Search for the name, locality, period or a feature of a locality. You'll then be taken to a map showing results.

Kailzie (also known as West Kelloch)


The designed landscape at Kailzie includes a semi-formal walled garden, which was designed in the form of garden rooms in the mid- to late-20th century. It features a central sundial, a rose garden, double herbaceous borders, a laburnum arch, island beds and a vegetable parterre. There are also informal woodland and burnside walks with specimen trees.

The following is from the Historic Environment Scotland Gardens and Designed Landscapes Inventory. For the most up-to-date Inventory entry, please visit the Historic Environment Scotland website:

Type of Site

Inner parkland policies of a former 18th to 19th-century country estate containing a large walled garden and wild garden, renovated and redesigned in the later 20th century, and a range of mainly 19th-century estate buildings. The gardens are open to the public and form part of a more widely developed visitor attraction that is also noted for an osprey watch centre.

Location and Setting

The designed landscape comprises the inner policies of the former estate of Kailzie. Located 2 miles (3km) to the east of Peebles, the grounds are set within the upland valley of the Middle Tweed, a landscape characterised by the meandering river channel, flat valley floor, steep, enclosing uplands, and increasing suburban development along the lower ground. Defined largely by a perimeter stone dyke, the garden, parks and woods of Kailzie occupy an area of mostly flat ground immediately to the south of the Tweed. From here, views extend across the valley towards Glentress Forest and the Leithen and Moorfoot Hills to the north, while Kailzie Hill rises steeply to the south. Kailzie Burn, which drains the hilly ground to the south, flows through the policies from south to north and is now the focus for the Burnside Walk and associated woodland garden. Although located on the valley floor, Kailzie lies at some 600 feet (170-180m) above sea-level and is susceptible to severe winters and hard frosts, a climate that determines much of the plant selection in the walled garden. This small designed landscape encompasses 76ha (187ac). While the wider estate of Kailzie once incorporated the agricultural land on the hillsides to the south and west, the designed landscape more readily discernible today is contained by the river to the north and the minor B0762 road from Peebles to Traquair to the south and west.

Record set:
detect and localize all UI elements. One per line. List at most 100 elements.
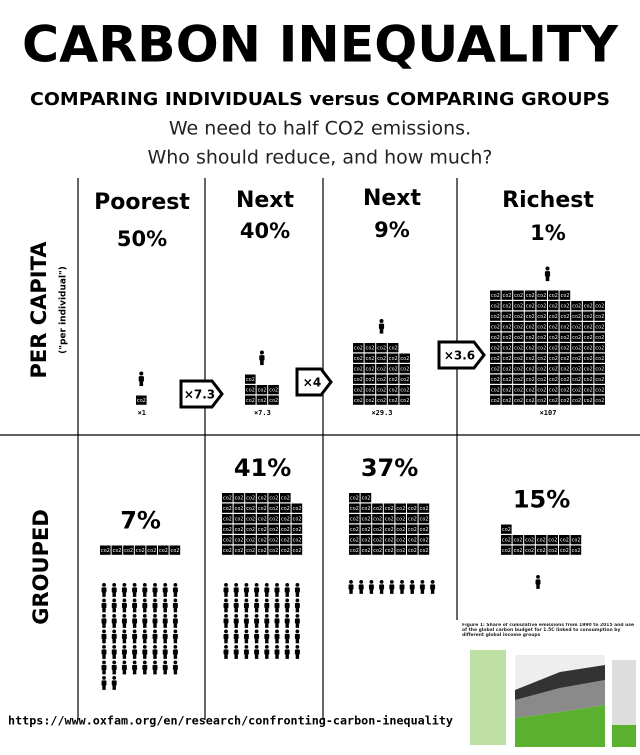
co2-label: co2 (537, 356, 546, 362)
co2-block (524, 374, 536, 384)
co2-block (513, 395, 524, 405)
co2-label: co2 (537, 387, 546, 393)
co2-label: co2 (389, 398, 398, 404)
co2-label: co2 (389, 366, 398, 372)
co2-block (353, 385, 364, 395)
co2-label: co2 (548, 548, 557, 554)
person-body (419, 584, 425, 590)
person-legs (285, 638, 289, 644)
co2-block (582, 364, 594, 374)
person-legs (173, 638, 178, 644)
co2-block (387, 343, 399, 353)
co2-block (399, 353, 410, 363)
person-body (379, 584, 385, 590)
co2-block (501, 353, 513, 363)
person-head (254, 614, 259, 618)
person-head (244, 645, 249, 649)
co2-label: co2 (419, 537, 428, 543)
person-body (162, 618, 168, 624)
co2-block (501, 524, 512, 534)
co2-block (594, 301, 605, 311)
person-head (244, 583, 249, 587)
person-head (173, 660, 178, 665)
co2-block (353, 374, 364, 384)
person-legs (390, 589, 394, 594)
ratio-arrow (295, 367, 333, 397)
person-body (121, 649, 127, 655)
per-capita-multiplier: ×29.3 (371, 409, 392, 417)
person-legs (234, 607, 238, 613)
co2-block (280, 535, 291, 545)
co2-block (349, 514, 360, 524)
co2-label: co2 (595, 366, 604, 372)
co2-label: co2 (365, 387, 374, 393)
co2-label: co2 (400, 366, 409, 372)
co2-label: co2 (292, 516, 301, 522)
co2-block (535, 545, 547, 555)
person-legs (379, 328, 384, 334)
person-head (173, 645, 178, 649)
co2-block (501, 385, 513, 395)
co2-label: co2 (350, 548, 359, 554)
source-inset: Figure 1: Share of cumulative emissions … (458, 621, 640, 755)
co2-block (513, 385, 524, 395)
subtitle: COMPARING INDIVIDUALS versus COMPARING G… (30, 89, 610, 110)
co2-block (291, 535, 303, 545)
person-head (153, 645, 157, 649)
co2-label: co2 (537, 335, 546, 341)
co2-label: co2 (514, 377, 523, 383)
person-head (259, 350, 264, 355)
person-head (142, 598, 147, 603)
co2-label: co2 (136, 548, 145, 554)
co2-label: co2 (514, 345, 523, 351)
co2-block (490, 311, 501, 321)
co2-block (594, 343, 605, 353)
person-legs (254, 654, 259, 659)
co2-block (513, 332, 524, 342)
co2-block (256, 535, 268, 545)
person-body (233, 649, 239, 655)
co2-block (548, 385, 559, 395)
co2-label: co2 (281, 548, 290, 554)
person-legs (153, 638, 157, 644)
co2-block (268, 493, 279, 503)
person-head (153, 660, 157, 665)
co2-label: co2 (258, 537, 267, 543)
person-legs (143, 607, 147, 613)
co2-block (536, 343, 547, 353)
person-head (173, 614, 178, 618)
co2-block (501, 364, 513, 374)
person-head (173, 583, 178, 587)
co2-label: co2 (491, 377, 500, 383)
person-body (223, 618, 229, 624)
inset-area (515, 680, 605, 718)
person-legs (153, 654, 157, 659)
co2-label: co2 (491, 293, 500, 299)
person-body (243, 633, 249, 640)
co2-label: co2 (502, 377, 511, 383)
person-legs (234, 638, 238, 644)
person-legs (295, 638, 300, 644)
co2-label: co2 (491, 387, 500, 393)
person-head (275, 598, 279, 603)
person-body (142, 649, 148, 655)
co2-label: co2 (354, 366, 363, 372)
co2-label: co2 (549, 293, 558, 299)
co2-label: co2 (584, 303, 593, 309)
co2-block (222, 545, 233, 555)
person-body (378, 323, 385, 330)
person-head (163, 598, 168, 603)
co2-block (501, 374, 513, 384)
co2-block (513, 343, 524, 353)
co2-label: co2 (223, 527, 232, 533)
co2-label: co2 (491, 356, 500, 362)
co2-block (280, 514, 291, 524)
co2-label: co2 (502, 548, 511, 554)
person-legs (244, 592, 249, 597)
co2-label: co2 (584, 345, 593, 351)
co2-block (548, 353, 559, 363)
co2-label: co2 (234, 527, 243, 533)
co2-block (490, 385, 501, 395)
person-head (112, 583, 117, 587)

The tasks:
- 1) According to the Kailzie text, how far from Peebles is Kailzie located, and in which direction?
- 2) Turn the paragraph of the Kailzie text that begins "The designed landscape at Kailzie includes" into a short bulleted list that keeps its main facts.
The records aren't needed here.

Answers below:
- 1) Kailzie is 2 miles (3km) to the east of Peebles.

- 2)
- Semi-formal walled garden laid out as garden rooms in the mid- to late-20th century
- Central sundial, rose garden, double herbaceous borders, laburnum arch, island beds and vegetable parterre
- Informal woodland and burnside walks with specimen trees